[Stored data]

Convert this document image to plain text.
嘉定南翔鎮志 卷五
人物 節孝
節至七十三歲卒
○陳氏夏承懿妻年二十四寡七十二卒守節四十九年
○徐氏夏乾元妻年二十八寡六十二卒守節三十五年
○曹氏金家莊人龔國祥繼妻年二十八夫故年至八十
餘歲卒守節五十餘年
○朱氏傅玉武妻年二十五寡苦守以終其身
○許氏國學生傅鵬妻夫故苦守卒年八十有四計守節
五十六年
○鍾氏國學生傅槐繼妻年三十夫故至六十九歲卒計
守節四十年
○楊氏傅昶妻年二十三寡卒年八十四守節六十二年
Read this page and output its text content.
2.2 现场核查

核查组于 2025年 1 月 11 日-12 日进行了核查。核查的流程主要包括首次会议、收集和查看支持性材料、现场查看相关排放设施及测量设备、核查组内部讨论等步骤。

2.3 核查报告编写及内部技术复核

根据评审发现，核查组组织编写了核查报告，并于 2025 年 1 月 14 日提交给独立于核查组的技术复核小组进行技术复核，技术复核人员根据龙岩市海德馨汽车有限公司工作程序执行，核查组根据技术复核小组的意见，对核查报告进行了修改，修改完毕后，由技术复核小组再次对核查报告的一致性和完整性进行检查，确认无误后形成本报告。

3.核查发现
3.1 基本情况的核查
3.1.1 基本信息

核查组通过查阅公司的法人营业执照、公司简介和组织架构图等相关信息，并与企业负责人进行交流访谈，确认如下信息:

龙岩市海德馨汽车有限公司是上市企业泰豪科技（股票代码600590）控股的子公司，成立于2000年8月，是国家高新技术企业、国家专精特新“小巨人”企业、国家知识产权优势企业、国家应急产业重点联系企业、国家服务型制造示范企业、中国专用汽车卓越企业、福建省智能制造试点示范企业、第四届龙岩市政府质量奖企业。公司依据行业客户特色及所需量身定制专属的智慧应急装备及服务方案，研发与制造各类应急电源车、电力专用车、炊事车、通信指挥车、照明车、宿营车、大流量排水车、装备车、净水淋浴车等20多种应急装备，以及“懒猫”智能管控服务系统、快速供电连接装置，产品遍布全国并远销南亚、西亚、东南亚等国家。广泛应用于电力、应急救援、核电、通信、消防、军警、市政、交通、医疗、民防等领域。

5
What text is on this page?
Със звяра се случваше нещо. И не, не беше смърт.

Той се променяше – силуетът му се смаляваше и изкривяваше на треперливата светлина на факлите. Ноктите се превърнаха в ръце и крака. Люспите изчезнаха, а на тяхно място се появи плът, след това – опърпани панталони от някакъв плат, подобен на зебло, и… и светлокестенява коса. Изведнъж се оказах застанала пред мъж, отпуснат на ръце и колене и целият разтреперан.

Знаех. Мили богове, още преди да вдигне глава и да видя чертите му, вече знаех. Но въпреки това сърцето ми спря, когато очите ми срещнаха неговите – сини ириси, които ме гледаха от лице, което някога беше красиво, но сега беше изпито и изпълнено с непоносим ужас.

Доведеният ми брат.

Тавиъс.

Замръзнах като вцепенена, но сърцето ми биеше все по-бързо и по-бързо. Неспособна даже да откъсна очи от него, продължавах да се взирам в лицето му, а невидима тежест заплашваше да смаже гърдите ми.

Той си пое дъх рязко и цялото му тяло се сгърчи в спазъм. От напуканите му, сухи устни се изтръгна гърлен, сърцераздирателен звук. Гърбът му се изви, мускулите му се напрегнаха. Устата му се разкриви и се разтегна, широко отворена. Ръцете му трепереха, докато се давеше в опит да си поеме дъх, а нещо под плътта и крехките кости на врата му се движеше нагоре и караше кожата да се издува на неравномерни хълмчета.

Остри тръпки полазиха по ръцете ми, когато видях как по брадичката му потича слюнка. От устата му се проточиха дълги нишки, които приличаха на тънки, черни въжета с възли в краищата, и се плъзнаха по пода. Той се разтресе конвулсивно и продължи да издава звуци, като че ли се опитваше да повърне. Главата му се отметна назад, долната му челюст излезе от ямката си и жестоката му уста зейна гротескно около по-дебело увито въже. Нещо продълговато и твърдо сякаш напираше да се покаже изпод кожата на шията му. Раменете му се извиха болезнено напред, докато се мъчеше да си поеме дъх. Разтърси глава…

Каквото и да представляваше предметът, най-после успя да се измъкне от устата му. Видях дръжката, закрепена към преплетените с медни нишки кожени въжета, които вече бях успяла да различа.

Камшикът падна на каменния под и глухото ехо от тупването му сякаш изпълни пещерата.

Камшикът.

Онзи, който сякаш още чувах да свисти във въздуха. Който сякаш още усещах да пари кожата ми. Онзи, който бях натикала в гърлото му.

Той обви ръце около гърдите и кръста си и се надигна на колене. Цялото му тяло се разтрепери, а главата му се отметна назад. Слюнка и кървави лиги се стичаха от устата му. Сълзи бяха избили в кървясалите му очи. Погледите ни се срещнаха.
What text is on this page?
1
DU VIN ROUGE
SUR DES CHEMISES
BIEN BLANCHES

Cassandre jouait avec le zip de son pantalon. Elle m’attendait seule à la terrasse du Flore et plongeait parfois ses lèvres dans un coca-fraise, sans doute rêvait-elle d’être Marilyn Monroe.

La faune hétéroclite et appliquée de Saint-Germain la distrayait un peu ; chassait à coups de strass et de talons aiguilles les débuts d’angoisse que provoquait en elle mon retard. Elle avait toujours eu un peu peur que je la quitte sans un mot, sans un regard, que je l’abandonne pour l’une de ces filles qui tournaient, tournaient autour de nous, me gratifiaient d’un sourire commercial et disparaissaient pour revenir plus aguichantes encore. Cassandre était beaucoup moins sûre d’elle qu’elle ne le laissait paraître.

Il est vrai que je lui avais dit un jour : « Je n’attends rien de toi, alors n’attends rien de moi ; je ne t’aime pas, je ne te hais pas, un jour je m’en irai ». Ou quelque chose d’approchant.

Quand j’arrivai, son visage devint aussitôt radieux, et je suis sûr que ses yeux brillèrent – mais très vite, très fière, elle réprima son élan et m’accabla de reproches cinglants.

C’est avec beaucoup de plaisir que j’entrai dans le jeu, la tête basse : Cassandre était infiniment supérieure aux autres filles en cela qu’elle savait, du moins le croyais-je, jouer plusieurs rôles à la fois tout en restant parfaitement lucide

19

* Brief:
Each entry above is to be quoted exactly.

* Answer below:
Convert this document image to plain text.
嘉定南翔鎮志 卷五
人物 節孝
節至七十三歲卒
○陳氏夏承懿妻年二十四寡七十二卒守節四十九年
○徐氏夏乾元妻年二十八寡六十二卒守節三十五年
○曹氏金家莊人龔國祥繼妻年二十八夫故年至八十
餘歲卒守節五十餘年
○朱氏傅玉武妻年二十五寡苦守以終其身
○許氏國學生傅鵬妻夫故苦守卒年八十有四計守節
五十六年
○鍾氏國學生傅槐繼妻年三十夫故至六十九歲卒計
守節四十年
○楊氏傅昶妻年二十三寡卒年八十四守節六十二年
Read this page and output its text content.
2.2 现场核查

核查组于 2025年 1 月 11 日-12 日进行了核查。核查的流程主要包括首次会议、收集和查看支持性材料、现场查看相关排放设施及测量设备、核查组内部讨论等步骤。

2.3 核查报告编写及内部技术复核

根据评审发现，核查组组织编写了核查报告，并于 2025 年 1 月 14 日提交给独立于核查组的技术复核小组进行技术复核，技术复核人员根据龙岩市海德馨汽车有限公司工作程序执行，核查组根据技术复核小组的意见，对核查报告进行了修改，修改完毕后，由技术复核小组再次对核查报告的一致性和完整性进行检查，确认无误后形成本报告。

3.核查发现
3.1 基本情况的核查
3.1.1 基本信息

核查组通过查阅公司的法人营业执照、公司简介和组织架构图等相关信息，并与企业负责人进行交流访谈，确认如下信息:

龙岩市海德馨汽车有限公司是上市企业泰豪科技（股票代码600590）控股的子公司，成立于2000年8月，是国家高新技术企业、国家专精特新“小巨人”企业、国家知识产权优势企业、国家应急产业重点联系企业、国家服务型制造示范企业、中国专用汽车卓越企业、福建省智能制造试点示范企业、第四届龙岩市政府质量奖企业。公司依据行业客户特色及所需量身定制专属的智慧应急装备及服务方案，研发与制造各类应急电源车、电力专用车、炊事车、通信指挥车、照明车、宿营车、大流量排水车、装备车、净水淋浴车等20多种应急装备，以及“懒猫”智能管控服务系统、快速供电连接装置，产品遍布全国并远销南亚、西亚、东南亚等国家。广泛应用于电力、应急救援、核电、通信、消防、军警、市政、交通、医疗、民防等领域。

5
What text is on this page?
Със звяра се случваше нещо. И не, не беше смърт.

Той се променяше – силуетът му се смаляваше и изкривяваше на треперливата светлина на факлите. Ноктите се превърнаха в ръце и крака. Люспите изчезнаха, а на тяхно място се появи плът, след това – опърпани панталони от някакъв плат, подобен на зебло, и… и светлокестенява коса. Изведнъж се оказах застанала пред мъж, отпуснат на ръце и колене и целият разтреперан.

Знаех. Мили богове, още преди да вдигне глава и да видя чертите му, вече знаех. Но въпреки това сърцето ми спря, когато очите ми срещнаха неговите – сини ириси, които ме гледаха от лице, което някога беше красиво, но сега беше изпито и изпълнено с непоносим ужас.

Доведеният ми брат.

Тавиъс.

Замръзнах като вцепенена, но сърцето ми биеше все по-бързо и по-бързо. Неспособна даже да откъсна очи от него, продължавах да се взирам в лицето му, а невидима тежест заплашваше да смаже гърдите ми.

Той си пое дъх рязко и цялото му тяло се сгърчи в спазъм. От напуканите му, сухи устни се изтръгна гърлен, сърцераздирателен звук. Гърбът му се изви, мускулите му се напрегнаха. Устата му се разкриви и се разтегна, широко отворена. Ръцете му трепереха, докато се давеше в опит да си поеме дъх, а нещо под плътта и крехките кости на врата му се движеше нагоре и караше кожата да се издува на неравномерни хълмчета.

Остри тръпки полазиха по ръцете ми, когато видях как по брадичката му потича слюнка. От устата му се проточиха дълги нишки, които приличаха на тънки, черни въжета с възли в краищата, и се плъзнаха по пода. Той се разтресе конвулсивно и продължи да издава звуци, като че ли се опитваше да повърне. Главата му се отметна назад, долната му челюст излезе от ямката си и жестоката му уста зейна гротескно около по-дебело увито въже. Нещо продълговато и твърдо сякаш напираше да се покаже изпод кожата на шията му. Раменете му се извиха болезнено напред, докато се мъчеше да си поеме дъх. Разтърси глава…

Каквото и да представляваше предметът, най-после успя да се измъкне от устата му. Видях дръжката, закрепена към преплетените с медни нишки кожени въжета, които вече бях успяла да различа.

Камшикът падна на каменния под и глухото ехо от тупването му сякаш изпълни пещерата.

Камшикът.

Онзи, който сякаш още чувах да свисти във въздуха. Който сякаш още усещах да пари кожата ми. Онзи, който бях натикала в гърлото му.

Той обви ръце около гърдите и кръста си и се надигна на колене. Цялото му тяло се разтрепери, а главата му се отметна назад. Слюнка и кървави лиги се стичаха от устата му. Сълзи бяха избили в кървясалите му очи. Погледите ни се срещнаха.
What text is on this page?
1
DU VIN ROUGE
SUR DES CHEMISES
BIEN BLANCHES

Cassandre jouait avec le zip de son pantalon. Elle m’attendait seule à la terrasse du Flore et plongeait parfois ses lèvres dans un coca-fraise, sans doute rêvait-elle d’être Marilyn Monroe.

La faune hétéroclite et appliquée de Saint-Germain la distrayait un peu ; chassait à coups de strass et de talons aiguilles les débuts d’angoisse que provoquait en elle mon retard. Elle avait toujours eu un peu peur que je la quitte sans un mot, sans un regard, que je l’abandonne pour l’une de ces filles qui tournaient, tournaient autour de nous, me gratifiaient d’un sourire commercial et disparaissaient pour revenir plus aguichantes encore. Cassandre était beaucoup moins sûre d’elle qu’elle ne le laissait paraître.

Il est vrai que je lui avais dit un jour : « Je n’attends rien de toi, alors n’attends rien de moi ; je ne t’aime pas, je ne te hais pas, un jour je m’en irai ». Ou quelque chose d’approchant.

Quand j’arrivai, son visage devint aussitôt radieux, et je suis sûr que ses yeux brillèrent – mais très vite, très fière, elle réprima son élan et m’accabla de reproches cinglants.

C’est avec beaucoup de plaisir que j’entrai dans le jeu, la tête basse : Cassandre était infiniment supérieure aux autres filles en cela qu’elle savait, du moins le croyais-je, jouer plusieurs rôles à la fois tout en restant parfaitement lucide

19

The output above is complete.